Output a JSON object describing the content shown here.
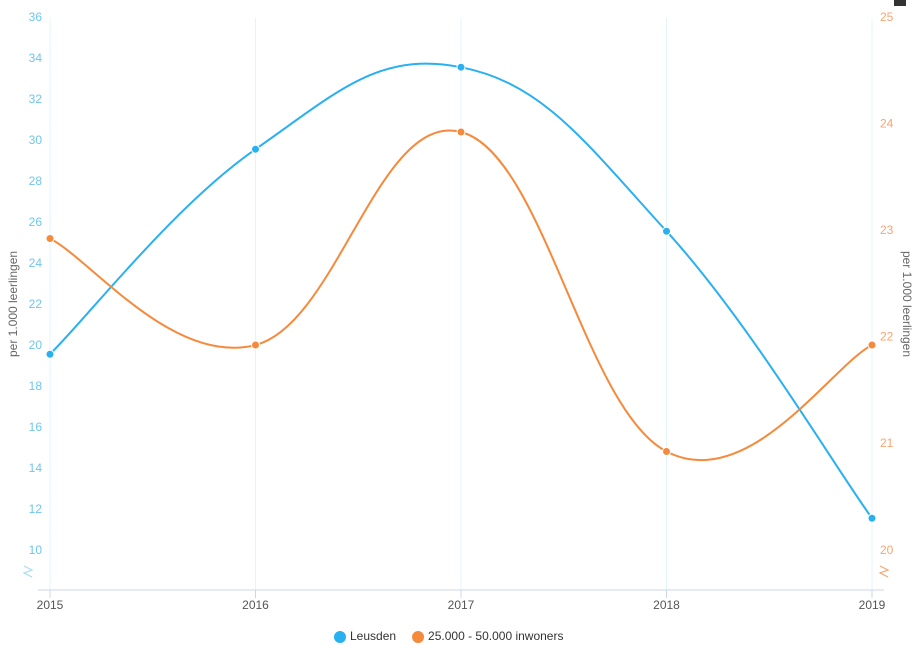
{
  "chart_data": {
    "type": "line",
    "categories": [
      "2015",
      "2016",
      "2017",
      "2018",
      "2019"
    ],
    "series": [
      {
        "name": "Leusden",
        "color": "#29b0f0",
        "values": [
          19.6,
          29.6,
          33.6,
          25.6,
          11.6
        ]
      },
      {
        "name": "25.000 - 50.000 inwoners",
        "color": "#f58a3c",
        "axis": "y2",
        "values": [
          22.93,
          21.93,
          23.93,
          20.93,
          21.93
        ]
      }
    ],
    "ylabel": "per 1.000 leerlingen",
    "y2label": "per 1.000 leerlingen",
    "ylim": [
      8.1,
      36
    ],
    "yticks": [
      10,
      12,
      14,
      16,
      18,
      20,
      22,
      24,
      26,
      28,
      30,
      32,
      34,
      36
    ],
    "y2lim": [
      19.63,
      25
    ],
    "y2ticks": [
      20,
      21,
      22,
      23,
      24,
      25
    ],
    "grid": true,
    "legend": "bottom"
  }
}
◇ ◇ ◇ ◇ ◇ ◇ ◇
• Directions: Locate all lines that include the word "leerlingen" and copy them out.

• Task output:
    "ylabel": "per 1.000 leerlingen",
    "y2label": "per 1.000 leerlingen",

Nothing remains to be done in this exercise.